WRITTEN PROBLEM: Below are some entries; can you quote all of them exactly?

------------------------------------------------

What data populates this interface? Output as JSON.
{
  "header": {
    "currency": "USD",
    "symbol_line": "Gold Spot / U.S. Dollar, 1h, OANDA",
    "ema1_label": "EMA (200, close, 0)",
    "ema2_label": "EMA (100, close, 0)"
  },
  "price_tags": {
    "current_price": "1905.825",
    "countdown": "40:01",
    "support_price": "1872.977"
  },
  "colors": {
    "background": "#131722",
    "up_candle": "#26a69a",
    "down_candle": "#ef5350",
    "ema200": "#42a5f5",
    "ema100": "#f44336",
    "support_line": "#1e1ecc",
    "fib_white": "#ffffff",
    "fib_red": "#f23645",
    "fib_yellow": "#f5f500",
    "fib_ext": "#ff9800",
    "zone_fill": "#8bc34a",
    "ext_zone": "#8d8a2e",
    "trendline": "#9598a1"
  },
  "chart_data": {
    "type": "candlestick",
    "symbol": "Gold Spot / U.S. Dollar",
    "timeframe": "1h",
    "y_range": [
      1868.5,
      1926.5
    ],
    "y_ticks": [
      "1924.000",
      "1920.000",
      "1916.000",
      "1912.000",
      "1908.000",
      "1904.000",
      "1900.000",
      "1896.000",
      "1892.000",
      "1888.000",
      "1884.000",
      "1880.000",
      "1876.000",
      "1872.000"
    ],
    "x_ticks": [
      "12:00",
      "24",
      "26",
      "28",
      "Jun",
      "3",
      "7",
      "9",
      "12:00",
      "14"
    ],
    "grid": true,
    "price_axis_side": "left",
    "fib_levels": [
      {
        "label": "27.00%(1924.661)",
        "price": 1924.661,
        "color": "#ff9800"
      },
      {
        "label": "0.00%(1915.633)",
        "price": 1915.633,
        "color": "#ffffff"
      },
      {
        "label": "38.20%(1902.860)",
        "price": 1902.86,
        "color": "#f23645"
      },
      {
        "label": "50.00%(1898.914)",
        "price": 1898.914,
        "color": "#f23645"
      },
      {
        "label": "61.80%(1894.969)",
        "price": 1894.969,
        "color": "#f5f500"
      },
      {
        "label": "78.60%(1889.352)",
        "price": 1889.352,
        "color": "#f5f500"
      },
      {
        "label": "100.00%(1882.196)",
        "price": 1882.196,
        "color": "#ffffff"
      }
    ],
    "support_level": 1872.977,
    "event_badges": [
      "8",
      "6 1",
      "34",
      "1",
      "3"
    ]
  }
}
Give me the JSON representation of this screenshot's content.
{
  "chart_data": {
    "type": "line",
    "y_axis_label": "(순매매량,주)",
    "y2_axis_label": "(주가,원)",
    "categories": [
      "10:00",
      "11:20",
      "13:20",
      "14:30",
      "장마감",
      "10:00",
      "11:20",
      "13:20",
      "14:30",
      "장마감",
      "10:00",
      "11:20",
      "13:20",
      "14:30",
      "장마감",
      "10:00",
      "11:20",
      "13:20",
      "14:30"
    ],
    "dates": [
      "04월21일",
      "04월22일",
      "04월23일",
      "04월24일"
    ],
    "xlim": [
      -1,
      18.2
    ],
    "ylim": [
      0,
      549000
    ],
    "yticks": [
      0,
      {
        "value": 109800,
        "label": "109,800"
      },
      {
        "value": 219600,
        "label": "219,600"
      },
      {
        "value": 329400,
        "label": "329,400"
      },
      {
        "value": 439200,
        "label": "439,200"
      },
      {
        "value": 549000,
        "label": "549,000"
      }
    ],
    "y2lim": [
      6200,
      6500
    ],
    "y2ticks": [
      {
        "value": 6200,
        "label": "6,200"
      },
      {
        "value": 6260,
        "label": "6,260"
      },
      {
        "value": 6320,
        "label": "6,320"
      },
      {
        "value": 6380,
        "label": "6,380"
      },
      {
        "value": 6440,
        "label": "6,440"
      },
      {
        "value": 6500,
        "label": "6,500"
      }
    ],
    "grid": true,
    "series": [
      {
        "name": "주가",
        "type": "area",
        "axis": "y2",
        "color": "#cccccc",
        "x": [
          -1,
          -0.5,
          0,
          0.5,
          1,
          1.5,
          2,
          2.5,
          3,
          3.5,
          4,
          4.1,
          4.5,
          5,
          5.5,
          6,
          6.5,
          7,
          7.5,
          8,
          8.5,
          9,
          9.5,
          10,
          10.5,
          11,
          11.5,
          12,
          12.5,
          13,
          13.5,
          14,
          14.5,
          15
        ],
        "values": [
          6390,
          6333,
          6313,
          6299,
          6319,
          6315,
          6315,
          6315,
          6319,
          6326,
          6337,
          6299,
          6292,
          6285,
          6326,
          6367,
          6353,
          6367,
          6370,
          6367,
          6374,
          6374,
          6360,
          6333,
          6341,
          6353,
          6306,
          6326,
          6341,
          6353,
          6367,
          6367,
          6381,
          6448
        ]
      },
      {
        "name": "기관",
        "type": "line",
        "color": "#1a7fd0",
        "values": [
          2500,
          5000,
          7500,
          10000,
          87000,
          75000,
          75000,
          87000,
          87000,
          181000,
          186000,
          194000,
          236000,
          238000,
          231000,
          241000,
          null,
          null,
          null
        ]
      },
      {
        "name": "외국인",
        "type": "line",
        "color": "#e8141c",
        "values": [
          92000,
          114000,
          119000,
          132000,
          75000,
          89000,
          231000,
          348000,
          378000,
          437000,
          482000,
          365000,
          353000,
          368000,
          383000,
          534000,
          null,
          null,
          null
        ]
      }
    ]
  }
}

------------------------------------------------

EXPECTED ANSWER:
What data populates this interface? Output as JSON.
{
  "header": {
    "currency": "USD",
    "symbol_line": "Gold Spot / U.S. Dollar, 1h, OANDA",
    "ema1_label": "EMA (200, close, 0)",
    "ema2_label": "EMA (100, close, 0)"
  },
  "price_tags": {
    "current_price": "1905.825",
    "countdown": "40:01",
    "support_price": "1872.977"
  },
  "colors": {
    "background": "#131722",
    "up_candle": "#26a69a",
    "down_candle": "#ef5350",
    "ema200": "#42a5f5",
    "ema100": "#f44336",
    "support_line": "#1e1ecc",
    "fib_white": "#ffffff",
    "fib_red": "#f23645",
    "fib_yellow": "#f5f500",
    "fib_ext": "#ff9800",
    "zone_fill": "#8bc34a",
    "ext_zone": "#8d8a2e",
    "trendline": "#9598a1"
  },
  "chart_data": {
    "type": "candlestick",
    "symbol": "Gold Spot / U.S. Dollar",
    "timeframe": "1h",
    "y_range": [
      1868.5,
      1926.5
    ],
    "y_ticks": [
      "1924.000",
      "1920.000",
      "1916.000",
      "1912.000",
      "1908.000",
      "1904.000",
      "1900.000",
      "1896.000",
      "1892.000",
      "1888.000",
      "1884.000",
      "1880.000",
      "1876.000",
      "1872.000"
    ],
    "x_ticks": [
      "12:00",
      "24",
      "26",
      "28",
      "Jun",
      "3",
      "7",
      "9",
      "12:00",
      "14"
    ],
    "grid": true,
    "price_axis_side": "left",
    "fib_levels": [
      {
        "label": "27.00%(1924.661)",
        "price": 1924.661,
        "color": "#ff9800"
      },
      {
        "label": "0.00%(1915.633)",
        "price": 1915.633,
        "color": "#ffffff"
      },
      {
        "label": "38.20%(1902.860)",
        "price": 1902.86,
        "color": "#f23645"
      },
      {
        "label": "50.00%(1898.914)",
        "price": 1898.914,
        "color": "#f23645"
      },
      {
        "label": "61.80%(1894.969)",
        "price": 1894.969,
        "color": "#f5f500"
      },
      {
        "label": "78.60%(1889.352)",
        "price": 1889.352,
        "color": "#f5f500"
      },
      {
        "label": "100.00%(1882.196)",
        "price": 1882.196,
        "color": "#ffffff"
      }
    ],
    "support_level": 1872.977,
    "event_badges": [
      "8",
      "6 1",
      "34",
      "1",
      "3"
    ]
  }
}
Give me the JSON representation of this screenshot's content.
{
  "chart_data": {
    "type": "line",
    "y_axis_label": "(순매매량,주)",
    "y2_axis_label": "(주가,원)",
    "categories": [
      "10:00",
      "11:20",
      "13:20",
      "14:30",
      "장마감",
      "10:00",
      "11:20",
      "13:20",
      "14:30",
      "장마감",
      "10:00",
      "11:20",
      "13:20",
      "14:30",
      "장마감",
      "10:00",
      "11:20",
      "13:20",
      "14:30"
    ],
    "dates": [
      "04월21일",
      "04월22일",
      "04월23일",
      "04월24일"
    ],
    "xlim": [
      -1,
      18.2
    ],
    "ylim": [
      0,
      549000
    ],
    "yticks": [
      0,
      {
        "value": 109800,
        "label": "109,800"
      },
      {
        "value": 219600,
        "label": "219,600"
      },
      {
        "value": 329400,
        "label": "329,400"
      },
      {
        "value": 439200,
        "label": "439,200"
      },
      {
        "value": 549000,
        "label": "549,000"
      }
    ],
    "y2lim": [
      6200,
      6500
    ],
    "y2ticks": [
      {
        "value": 6200,
        "label": "6,200"
      },
      {
        "value": 6260,
        "label": "6,260"
      },
      {
        "value": 6320,
        "label": "6,320"
      },
      {
        "value": 6380,
        "label": "6,380"
      },
      {
        "value": 6440,
        "label": "6,440"
      },
      {
        "value": 6500,
        "label": "6,500"
      }
    ],
    "grid": true,
    "series": [
      {
        "name": "주가",
        "type": "area",
        "axis": "y2",
        "color": "#cccccc",
        "x": [
          -1,
          -0.5,
          0,
          0.5,
          1,
          1.5,
          2,
          2.5,
          3,
          3.5,
          4,
          4.1,
          4.5,
          5,
          5.5,
          6,
          6.5,
          7,
          7.5,
          8,
          8.5,
          9,
          9.5,
          10,
          10.5,
          11,
          11.5,
          12,
          12.5,
          13,
          13.5,
          14,
          14.5,
          15
        ],
        "values": [
          6390,
          6333,
          6313,
          6299,
          6319,
          6315,
          6315,
          6315,
          6319,
          6326,
          6337,
          6299,
          6292,
          6285,
          6326,
          6367,
          6353,
          6367,
          6370,
          6367,
          6374,
          6374,
          6360,
          6333,
          6341,
          6353,
          6306,
          6326,
          6341,
          6353,
          6367,
          6367,
          6381,
          6448
        ]
      },
      {
        "name": "기관",
        "type": "line",
        "color": "#1a7fd0",
        "values": [
          2500,
          5000,
          7500,
          10000,
          87000,
          75000,
          75000,
          87000,
          87000,
          181000,
          186000,
          194000,
          236000,
          238000,
          231000,
          241000,
          null,
          null,
          null
        ]
      },
      {
        "name": "외국인",
        "type": "line",
        "color": "#e8141c",
        "values": [
          92000,
          114000,
          119000,
          132000,
          75000,
          89000,
          231000,
          348000,
          378000,
          437000,
          482000,
          365000,
          353000,
          368000,
          383000,
          534000,
          null,
          null,
          null
        ]
      }
    ]
  }
}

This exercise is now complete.